* [Exercise directions] Collect all lines containing the word "JSON" from the data.

# # # # #

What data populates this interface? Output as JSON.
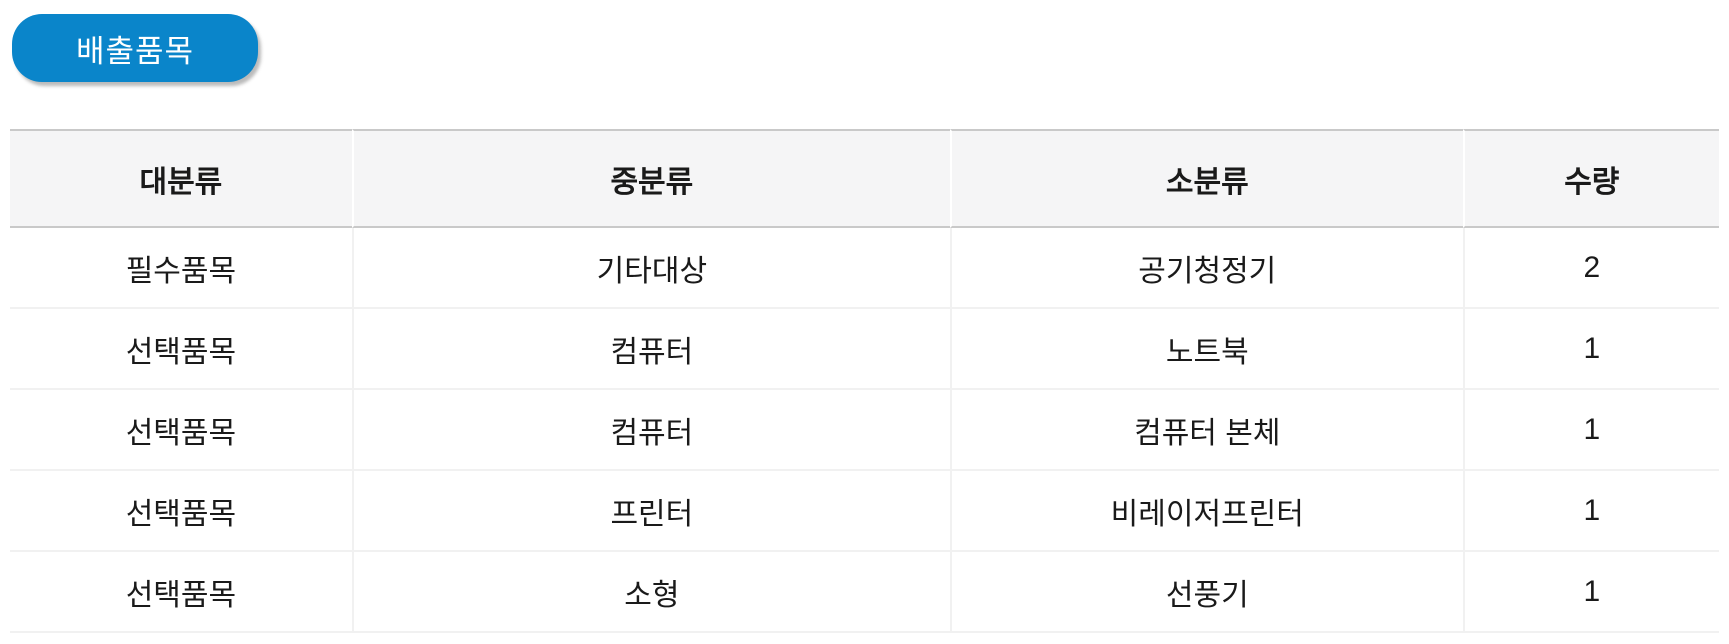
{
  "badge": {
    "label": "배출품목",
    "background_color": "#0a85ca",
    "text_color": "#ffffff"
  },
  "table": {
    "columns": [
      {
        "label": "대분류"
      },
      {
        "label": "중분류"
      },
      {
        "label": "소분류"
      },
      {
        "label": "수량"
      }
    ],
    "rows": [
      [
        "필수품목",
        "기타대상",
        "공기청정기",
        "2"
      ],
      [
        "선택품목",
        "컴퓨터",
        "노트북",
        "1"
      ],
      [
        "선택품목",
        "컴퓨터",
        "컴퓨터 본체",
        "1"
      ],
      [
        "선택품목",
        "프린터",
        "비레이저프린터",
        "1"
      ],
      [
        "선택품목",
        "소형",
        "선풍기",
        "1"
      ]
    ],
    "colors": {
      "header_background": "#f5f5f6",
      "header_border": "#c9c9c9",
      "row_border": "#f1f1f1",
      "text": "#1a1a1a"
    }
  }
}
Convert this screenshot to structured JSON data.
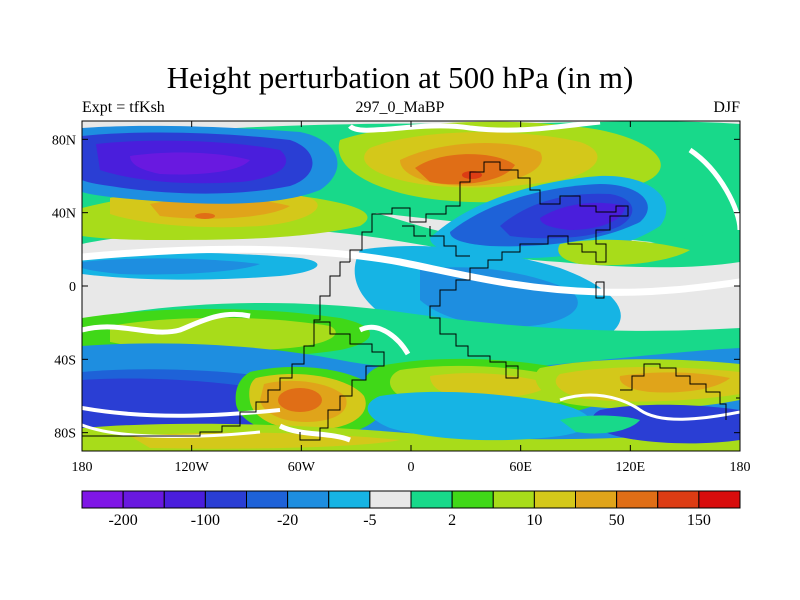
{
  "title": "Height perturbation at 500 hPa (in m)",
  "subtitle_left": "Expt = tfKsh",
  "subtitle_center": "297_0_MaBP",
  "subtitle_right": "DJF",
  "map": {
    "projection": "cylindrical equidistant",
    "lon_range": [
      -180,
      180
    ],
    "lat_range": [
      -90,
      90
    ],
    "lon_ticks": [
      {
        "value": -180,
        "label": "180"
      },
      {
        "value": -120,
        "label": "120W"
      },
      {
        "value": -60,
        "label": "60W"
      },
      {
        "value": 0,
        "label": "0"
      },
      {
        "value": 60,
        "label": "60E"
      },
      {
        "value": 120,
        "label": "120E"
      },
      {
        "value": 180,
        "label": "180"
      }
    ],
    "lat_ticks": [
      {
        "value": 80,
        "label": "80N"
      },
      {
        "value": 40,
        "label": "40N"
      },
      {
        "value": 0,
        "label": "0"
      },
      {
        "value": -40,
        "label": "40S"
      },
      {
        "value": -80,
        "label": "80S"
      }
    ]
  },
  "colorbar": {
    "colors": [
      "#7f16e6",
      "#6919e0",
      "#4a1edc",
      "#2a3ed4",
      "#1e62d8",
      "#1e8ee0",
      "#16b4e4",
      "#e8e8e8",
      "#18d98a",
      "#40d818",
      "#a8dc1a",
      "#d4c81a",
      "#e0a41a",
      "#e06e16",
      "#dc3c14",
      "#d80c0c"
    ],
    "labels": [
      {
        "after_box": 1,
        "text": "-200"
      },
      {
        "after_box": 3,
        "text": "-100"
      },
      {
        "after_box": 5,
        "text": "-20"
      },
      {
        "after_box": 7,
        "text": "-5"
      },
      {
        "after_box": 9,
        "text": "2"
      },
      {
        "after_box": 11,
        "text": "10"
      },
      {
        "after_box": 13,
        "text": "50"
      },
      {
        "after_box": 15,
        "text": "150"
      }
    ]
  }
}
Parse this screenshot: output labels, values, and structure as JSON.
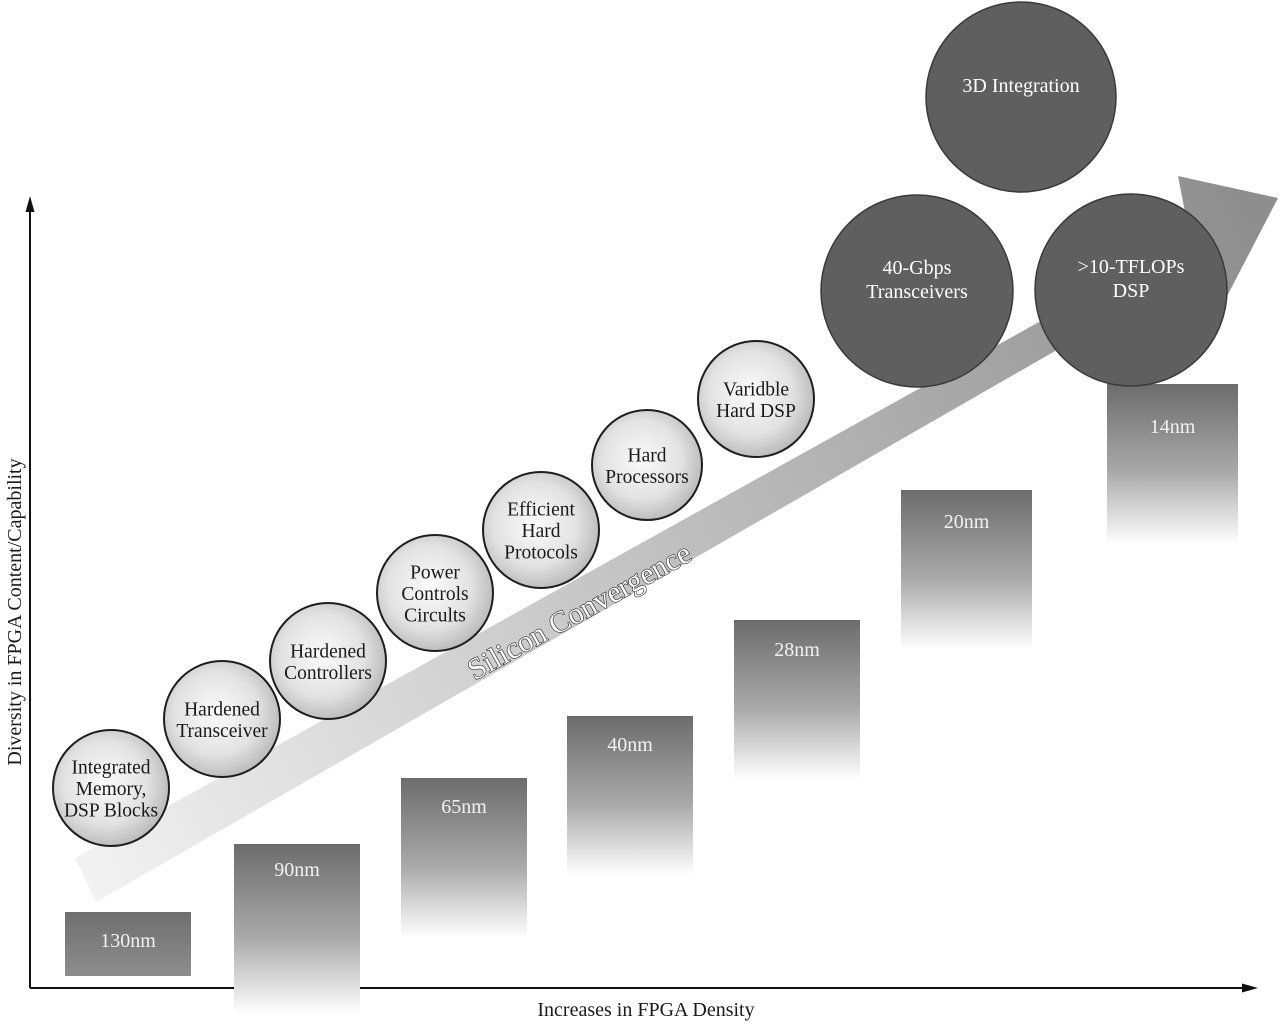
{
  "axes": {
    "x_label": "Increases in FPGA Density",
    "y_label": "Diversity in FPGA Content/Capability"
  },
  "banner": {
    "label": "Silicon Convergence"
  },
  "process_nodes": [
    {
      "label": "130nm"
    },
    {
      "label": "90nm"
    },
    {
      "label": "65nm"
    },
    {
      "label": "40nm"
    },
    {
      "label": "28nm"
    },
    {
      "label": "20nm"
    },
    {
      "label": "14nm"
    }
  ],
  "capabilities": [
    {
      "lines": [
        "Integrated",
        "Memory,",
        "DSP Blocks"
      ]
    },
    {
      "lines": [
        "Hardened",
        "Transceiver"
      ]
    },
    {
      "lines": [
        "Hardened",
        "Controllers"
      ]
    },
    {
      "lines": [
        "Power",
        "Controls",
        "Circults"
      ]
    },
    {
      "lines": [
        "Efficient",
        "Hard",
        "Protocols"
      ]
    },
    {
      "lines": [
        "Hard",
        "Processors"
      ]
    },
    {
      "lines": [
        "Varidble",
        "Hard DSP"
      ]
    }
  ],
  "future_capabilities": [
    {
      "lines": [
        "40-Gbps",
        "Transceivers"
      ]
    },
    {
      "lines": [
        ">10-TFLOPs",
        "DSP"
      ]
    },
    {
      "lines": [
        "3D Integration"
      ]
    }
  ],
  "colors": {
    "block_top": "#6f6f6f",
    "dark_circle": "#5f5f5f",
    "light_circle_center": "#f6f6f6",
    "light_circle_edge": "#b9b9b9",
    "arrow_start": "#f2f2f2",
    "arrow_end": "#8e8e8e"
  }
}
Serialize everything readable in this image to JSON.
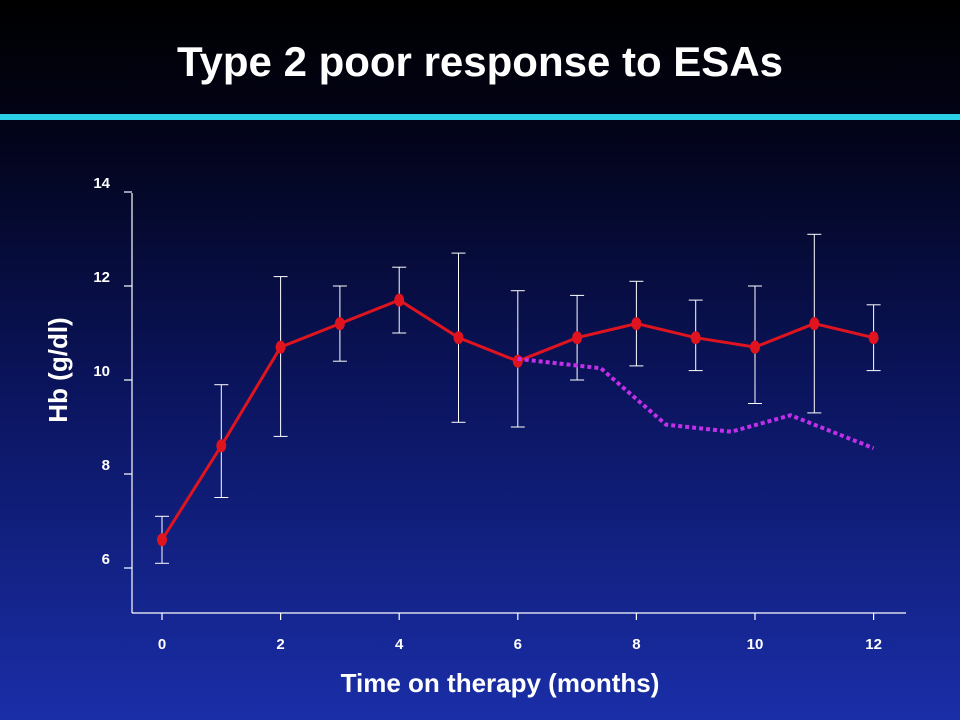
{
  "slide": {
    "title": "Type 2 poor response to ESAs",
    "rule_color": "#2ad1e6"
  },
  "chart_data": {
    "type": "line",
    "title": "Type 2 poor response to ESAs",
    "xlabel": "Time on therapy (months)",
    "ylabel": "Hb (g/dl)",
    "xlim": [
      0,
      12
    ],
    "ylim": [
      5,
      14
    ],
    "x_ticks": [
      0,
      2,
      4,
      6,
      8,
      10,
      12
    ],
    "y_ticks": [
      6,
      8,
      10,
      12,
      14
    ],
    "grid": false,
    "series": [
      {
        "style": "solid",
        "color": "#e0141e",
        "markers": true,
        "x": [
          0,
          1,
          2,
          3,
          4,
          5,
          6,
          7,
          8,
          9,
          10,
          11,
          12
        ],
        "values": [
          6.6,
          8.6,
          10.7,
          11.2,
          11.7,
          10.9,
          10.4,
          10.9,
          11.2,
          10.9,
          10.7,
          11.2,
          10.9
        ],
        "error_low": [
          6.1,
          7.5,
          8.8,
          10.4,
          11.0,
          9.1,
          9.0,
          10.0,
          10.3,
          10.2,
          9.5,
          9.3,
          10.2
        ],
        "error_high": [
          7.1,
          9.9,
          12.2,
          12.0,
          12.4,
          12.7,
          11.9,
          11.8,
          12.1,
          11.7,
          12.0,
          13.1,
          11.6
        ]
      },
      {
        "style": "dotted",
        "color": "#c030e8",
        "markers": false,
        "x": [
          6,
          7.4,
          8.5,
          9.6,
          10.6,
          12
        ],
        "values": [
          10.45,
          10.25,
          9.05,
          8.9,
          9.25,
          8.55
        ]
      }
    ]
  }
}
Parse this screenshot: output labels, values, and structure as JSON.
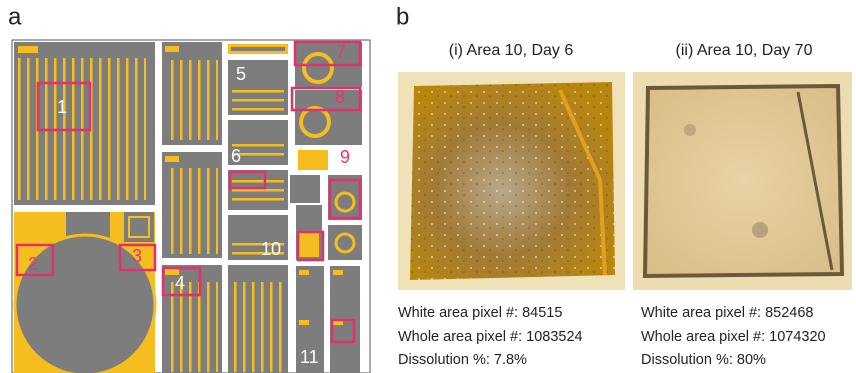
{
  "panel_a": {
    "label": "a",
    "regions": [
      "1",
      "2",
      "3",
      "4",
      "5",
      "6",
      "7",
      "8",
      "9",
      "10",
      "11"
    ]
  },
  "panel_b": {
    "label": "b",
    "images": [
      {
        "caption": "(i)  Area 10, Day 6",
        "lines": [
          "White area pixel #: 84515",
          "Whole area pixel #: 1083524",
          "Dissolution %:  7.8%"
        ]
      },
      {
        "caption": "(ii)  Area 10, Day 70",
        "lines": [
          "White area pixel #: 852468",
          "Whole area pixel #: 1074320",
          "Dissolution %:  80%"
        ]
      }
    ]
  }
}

# # # # #

* [Complete answer]
What data populates this interface? Output as JSON.
Convert this screenshot to structured JSON data.
Parse this screenshot: output labels, values, and structure as JSON.
Serialize everything readable in this image to JSON.
Parse this screenshot: output labels, values, and structure as JSON.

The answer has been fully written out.